:: Problem to solve ::
Return each line that holds the word "first".

:: Task data ::
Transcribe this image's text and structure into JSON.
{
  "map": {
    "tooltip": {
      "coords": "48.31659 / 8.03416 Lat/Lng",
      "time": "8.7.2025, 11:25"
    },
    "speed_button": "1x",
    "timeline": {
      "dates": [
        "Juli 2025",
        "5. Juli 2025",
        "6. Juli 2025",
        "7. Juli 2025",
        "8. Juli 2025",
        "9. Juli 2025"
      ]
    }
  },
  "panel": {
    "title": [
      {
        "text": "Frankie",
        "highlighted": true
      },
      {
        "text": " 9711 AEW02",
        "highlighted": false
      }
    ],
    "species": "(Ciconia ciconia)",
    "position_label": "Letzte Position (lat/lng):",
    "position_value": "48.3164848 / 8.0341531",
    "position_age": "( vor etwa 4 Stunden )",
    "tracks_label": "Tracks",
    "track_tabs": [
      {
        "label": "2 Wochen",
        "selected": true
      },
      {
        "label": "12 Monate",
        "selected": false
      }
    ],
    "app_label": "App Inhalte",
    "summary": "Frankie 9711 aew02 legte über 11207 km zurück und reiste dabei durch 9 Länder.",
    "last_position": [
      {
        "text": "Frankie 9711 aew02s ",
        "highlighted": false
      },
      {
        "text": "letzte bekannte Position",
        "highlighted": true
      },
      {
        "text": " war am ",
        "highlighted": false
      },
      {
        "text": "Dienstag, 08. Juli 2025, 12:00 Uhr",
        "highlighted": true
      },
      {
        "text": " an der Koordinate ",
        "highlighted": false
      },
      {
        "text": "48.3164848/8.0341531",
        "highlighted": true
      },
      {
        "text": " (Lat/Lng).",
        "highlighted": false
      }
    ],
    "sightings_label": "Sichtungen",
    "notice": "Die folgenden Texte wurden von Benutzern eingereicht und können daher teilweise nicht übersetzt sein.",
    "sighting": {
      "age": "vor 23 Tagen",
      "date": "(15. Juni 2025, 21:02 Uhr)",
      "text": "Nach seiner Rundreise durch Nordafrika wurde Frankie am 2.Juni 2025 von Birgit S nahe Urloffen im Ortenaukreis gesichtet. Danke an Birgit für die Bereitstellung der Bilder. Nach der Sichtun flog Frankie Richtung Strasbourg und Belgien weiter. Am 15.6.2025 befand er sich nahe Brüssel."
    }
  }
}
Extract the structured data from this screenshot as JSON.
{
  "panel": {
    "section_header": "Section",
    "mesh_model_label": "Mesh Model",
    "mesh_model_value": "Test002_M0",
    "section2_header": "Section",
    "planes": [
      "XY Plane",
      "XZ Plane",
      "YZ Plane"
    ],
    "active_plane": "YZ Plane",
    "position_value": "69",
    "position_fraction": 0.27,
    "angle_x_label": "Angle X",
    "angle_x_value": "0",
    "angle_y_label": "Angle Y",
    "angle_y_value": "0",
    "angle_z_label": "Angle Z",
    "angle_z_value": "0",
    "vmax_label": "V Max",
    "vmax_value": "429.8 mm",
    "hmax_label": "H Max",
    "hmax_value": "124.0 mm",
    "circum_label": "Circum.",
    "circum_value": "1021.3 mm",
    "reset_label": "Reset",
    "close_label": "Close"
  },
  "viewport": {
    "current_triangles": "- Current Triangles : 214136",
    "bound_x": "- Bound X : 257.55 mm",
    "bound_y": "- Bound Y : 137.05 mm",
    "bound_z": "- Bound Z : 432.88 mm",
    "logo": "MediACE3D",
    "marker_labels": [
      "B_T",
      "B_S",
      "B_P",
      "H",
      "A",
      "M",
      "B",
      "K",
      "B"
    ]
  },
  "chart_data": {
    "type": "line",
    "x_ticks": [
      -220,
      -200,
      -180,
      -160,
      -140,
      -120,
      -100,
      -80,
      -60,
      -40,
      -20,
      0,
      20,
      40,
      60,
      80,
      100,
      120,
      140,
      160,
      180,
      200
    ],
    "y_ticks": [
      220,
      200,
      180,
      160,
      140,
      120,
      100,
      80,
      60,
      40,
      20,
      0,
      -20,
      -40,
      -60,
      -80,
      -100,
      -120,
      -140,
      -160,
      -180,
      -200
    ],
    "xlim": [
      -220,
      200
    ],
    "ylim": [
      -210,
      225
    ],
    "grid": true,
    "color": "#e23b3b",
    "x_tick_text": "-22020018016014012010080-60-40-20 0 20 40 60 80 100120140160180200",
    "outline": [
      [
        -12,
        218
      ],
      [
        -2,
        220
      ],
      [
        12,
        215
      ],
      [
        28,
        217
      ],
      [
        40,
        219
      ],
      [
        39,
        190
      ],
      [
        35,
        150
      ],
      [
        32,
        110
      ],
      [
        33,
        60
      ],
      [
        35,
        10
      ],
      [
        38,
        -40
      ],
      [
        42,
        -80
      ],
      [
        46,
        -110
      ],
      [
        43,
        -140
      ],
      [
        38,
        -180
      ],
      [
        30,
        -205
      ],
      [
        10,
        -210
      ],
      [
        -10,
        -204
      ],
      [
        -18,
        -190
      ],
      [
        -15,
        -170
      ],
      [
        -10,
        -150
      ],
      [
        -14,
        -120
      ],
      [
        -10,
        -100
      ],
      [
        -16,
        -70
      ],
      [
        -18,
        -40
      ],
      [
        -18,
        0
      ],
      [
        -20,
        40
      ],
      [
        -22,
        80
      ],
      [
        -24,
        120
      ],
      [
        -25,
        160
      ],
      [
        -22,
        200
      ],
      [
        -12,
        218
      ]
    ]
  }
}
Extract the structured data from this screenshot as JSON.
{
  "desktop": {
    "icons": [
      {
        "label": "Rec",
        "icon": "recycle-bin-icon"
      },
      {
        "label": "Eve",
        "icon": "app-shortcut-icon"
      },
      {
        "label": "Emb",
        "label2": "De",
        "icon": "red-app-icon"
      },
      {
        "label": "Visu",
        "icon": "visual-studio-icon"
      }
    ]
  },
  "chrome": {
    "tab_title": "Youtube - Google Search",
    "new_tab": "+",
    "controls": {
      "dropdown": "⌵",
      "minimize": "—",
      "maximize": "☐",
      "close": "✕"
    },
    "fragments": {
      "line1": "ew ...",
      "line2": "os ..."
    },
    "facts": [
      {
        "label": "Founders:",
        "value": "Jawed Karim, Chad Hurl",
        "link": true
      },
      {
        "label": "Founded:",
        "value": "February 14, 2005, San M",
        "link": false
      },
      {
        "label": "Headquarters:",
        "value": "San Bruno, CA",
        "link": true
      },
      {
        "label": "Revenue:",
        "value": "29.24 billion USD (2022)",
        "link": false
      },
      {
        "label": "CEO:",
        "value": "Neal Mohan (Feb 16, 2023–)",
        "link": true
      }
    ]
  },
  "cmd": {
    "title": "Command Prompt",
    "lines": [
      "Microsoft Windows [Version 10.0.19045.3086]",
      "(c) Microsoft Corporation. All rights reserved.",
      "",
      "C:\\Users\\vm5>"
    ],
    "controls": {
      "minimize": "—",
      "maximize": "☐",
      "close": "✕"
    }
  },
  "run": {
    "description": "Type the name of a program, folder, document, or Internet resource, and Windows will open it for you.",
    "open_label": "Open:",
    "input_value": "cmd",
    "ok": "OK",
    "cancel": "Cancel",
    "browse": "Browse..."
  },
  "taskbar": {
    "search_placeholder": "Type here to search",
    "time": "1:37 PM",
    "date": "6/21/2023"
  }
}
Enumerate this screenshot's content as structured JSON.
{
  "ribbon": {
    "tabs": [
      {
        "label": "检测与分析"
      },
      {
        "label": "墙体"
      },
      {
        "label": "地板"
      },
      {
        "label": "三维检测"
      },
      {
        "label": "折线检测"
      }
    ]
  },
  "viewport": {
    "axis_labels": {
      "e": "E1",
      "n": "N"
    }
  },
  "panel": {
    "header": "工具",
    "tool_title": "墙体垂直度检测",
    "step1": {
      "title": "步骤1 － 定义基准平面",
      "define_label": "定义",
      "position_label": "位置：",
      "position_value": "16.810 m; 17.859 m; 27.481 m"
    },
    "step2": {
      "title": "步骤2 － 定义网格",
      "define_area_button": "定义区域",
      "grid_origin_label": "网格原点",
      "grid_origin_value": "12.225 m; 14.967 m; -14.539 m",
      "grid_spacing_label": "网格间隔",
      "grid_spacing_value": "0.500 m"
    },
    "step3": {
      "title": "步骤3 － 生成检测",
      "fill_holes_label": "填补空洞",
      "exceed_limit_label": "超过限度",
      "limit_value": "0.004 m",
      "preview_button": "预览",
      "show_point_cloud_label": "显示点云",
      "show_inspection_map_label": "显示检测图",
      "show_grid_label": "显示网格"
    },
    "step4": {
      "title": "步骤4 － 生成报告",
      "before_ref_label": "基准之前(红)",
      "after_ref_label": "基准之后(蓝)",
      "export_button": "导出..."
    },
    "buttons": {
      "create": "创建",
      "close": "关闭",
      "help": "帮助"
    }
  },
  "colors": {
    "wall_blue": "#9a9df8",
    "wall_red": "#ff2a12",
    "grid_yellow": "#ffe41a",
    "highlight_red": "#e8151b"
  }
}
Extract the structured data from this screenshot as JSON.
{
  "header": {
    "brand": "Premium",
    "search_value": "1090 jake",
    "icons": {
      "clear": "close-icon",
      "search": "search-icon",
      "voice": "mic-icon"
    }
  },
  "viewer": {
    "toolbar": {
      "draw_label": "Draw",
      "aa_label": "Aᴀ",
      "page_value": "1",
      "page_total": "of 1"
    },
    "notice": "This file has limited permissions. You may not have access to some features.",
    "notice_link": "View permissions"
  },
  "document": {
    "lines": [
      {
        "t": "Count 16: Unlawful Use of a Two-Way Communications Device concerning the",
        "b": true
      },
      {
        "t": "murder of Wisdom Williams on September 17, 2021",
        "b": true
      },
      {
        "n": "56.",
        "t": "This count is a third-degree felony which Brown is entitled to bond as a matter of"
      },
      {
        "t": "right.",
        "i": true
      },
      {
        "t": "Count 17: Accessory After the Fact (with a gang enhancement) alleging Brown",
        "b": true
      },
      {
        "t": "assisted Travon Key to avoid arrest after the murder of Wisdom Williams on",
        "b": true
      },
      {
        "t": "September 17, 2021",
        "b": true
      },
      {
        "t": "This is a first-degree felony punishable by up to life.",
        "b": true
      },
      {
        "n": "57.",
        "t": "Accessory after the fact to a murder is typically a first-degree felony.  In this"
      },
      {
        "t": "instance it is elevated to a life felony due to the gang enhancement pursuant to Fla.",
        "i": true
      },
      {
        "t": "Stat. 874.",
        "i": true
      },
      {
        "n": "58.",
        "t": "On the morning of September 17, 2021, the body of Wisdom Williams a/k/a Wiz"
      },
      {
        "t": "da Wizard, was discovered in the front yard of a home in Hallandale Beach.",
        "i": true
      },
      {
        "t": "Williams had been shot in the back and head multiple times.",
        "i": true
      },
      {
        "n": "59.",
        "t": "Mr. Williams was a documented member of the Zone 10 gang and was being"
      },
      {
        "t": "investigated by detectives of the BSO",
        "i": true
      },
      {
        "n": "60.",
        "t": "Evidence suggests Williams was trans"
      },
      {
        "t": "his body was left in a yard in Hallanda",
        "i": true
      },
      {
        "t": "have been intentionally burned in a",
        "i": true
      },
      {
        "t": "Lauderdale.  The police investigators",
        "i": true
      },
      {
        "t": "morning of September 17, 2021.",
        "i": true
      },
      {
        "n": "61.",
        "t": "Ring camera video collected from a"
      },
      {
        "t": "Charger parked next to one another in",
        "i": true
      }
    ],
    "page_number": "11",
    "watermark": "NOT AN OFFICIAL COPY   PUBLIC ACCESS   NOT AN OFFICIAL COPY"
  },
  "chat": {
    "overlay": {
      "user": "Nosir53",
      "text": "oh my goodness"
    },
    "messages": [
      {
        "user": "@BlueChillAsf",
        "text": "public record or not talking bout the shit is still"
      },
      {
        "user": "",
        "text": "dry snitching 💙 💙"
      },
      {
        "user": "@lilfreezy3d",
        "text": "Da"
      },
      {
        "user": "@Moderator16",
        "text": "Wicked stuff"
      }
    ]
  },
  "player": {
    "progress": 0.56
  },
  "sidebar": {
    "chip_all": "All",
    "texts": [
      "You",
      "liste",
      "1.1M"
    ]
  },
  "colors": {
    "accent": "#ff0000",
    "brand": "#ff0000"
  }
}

:: Task result ::
        "t": "This is a first-degree felony punishable by up to life.",
        "t": "Accessory after the fact to a murder is typically a first-degree felony.  In this"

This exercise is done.